# GIVEN EXERCISE:
Wherever the string "this" appears in the listing, copy that line.

Stored items
start

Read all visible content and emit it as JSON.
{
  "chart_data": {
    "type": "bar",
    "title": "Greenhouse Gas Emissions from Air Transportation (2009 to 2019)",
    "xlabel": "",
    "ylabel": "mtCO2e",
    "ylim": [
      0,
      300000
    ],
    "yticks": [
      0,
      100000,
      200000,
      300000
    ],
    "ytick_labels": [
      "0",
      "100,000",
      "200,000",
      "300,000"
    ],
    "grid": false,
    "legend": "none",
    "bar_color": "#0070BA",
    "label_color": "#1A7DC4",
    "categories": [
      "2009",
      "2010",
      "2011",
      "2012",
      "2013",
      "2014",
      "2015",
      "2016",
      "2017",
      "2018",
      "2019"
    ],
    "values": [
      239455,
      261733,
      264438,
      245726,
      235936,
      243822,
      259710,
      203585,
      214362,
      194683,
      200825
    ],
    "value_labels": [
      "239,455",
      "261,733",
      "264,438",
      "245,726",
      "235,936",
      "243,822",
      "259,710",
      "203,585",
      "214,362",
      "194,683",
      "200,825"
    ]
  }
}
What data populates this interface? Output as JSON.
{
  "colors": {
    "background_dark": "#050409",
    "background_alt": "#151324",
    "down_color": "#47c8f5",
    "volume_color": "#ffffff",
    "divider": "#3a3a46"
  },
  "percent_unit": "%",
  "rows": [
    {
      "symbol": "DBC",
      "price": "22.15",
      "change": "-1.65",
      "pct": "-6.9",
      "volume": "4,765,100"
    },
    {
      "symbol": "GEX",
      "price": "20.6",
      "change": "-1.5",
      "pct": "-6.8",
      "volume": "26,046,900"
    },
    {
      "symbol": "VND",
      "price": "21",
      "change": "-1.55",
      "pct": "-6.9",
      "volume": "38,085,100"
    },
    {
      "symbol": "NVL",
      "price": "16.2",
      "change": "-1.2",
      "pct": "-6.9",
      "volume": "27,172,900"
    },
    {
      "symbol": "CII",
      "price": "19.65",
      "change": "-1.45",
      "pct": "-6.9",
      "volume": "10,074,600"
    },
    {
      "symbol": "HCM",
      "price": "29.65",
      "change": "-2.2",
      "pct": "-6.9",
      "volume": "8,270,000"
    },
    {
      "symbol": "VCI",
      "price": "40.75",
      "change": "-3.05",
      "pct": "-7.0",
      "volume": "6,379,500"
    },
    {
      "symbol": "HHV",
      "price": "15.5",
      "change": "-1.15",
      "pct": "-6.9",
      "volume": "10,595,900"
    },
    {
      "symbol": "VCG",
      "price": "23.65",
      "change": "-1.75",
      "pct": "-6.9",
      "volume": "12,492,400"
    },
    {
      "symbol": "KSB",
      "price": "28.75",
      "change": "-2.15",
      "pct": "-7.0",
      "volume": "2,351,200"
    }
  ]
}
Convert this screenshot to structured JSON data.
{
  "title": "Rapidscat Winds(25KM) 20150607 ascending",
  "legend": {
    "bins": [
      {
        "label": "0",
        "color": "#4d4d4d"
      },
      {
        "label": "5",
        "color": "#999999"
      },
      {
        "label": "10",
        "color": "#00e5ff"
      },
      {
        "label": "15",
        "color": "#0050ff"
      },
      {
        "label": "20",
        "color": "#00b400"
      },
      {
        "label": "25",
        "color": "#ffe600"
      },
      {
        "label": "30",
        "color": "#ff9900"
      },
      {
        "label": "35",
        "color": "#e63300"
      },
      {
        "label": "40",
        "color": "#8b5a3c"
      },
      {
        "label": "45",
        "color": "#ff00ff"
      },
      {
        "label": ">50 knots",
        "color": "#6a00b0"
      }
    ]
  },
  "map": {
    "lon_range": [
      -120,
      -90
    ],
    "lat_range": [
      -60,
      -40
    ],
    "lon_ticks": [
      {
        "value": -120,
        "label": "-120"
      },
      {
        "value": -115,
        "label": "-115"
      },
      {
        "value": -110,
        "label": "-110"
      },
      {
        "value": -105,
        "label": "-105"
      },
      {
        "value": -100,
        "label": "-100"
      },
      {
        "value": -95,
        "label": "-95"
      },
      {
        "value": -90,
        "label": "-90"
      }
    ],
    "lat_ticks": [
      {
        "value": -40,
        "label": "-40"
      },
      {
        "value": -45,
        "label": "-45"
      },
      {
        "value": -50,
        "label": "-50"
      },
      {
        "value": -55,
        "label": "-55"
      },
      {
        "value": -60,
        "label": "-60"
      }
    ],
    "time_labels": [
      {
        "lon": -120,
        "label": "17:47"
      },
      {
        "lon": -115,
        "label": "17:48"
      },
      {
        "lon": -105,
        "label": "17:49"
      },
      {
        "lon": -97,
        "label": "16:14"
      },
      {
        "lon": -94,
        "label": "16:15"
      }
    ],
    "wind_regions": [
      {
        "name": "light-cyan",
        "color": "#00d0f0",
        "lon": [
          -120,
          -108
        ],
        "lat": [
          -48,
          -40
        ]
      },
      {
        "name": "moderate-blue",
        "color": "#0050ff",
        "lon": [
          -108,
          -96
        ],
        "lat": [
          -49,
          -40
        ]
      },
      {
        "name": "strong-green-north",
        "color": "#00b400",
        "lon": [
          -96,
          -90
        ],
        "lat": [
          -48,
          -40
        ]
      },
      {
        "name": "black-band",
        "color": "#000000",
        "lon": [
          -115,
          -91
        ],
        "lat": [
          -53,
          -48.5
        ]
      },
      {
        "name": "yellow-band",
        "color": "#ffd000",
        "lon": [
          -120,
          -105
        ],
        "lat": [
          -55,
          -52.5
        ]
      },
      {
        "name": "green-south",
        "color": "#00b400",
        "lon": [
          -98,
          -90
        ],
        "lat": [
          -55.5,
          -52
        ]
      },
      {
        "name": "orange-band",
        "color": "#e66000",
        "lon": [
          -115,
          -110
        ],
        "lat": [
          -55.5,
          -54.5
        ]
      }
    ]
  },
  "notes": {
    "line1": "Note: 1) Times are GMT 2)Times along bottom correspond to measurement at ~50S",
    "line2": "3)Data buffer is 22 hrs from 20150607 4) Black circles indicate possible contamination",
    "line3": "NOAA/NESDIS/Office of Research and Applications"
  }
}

end

# OUTPUT BELOW:
What data populates this interface? Output as JSON.
Convert this screenshot to structured JSON data.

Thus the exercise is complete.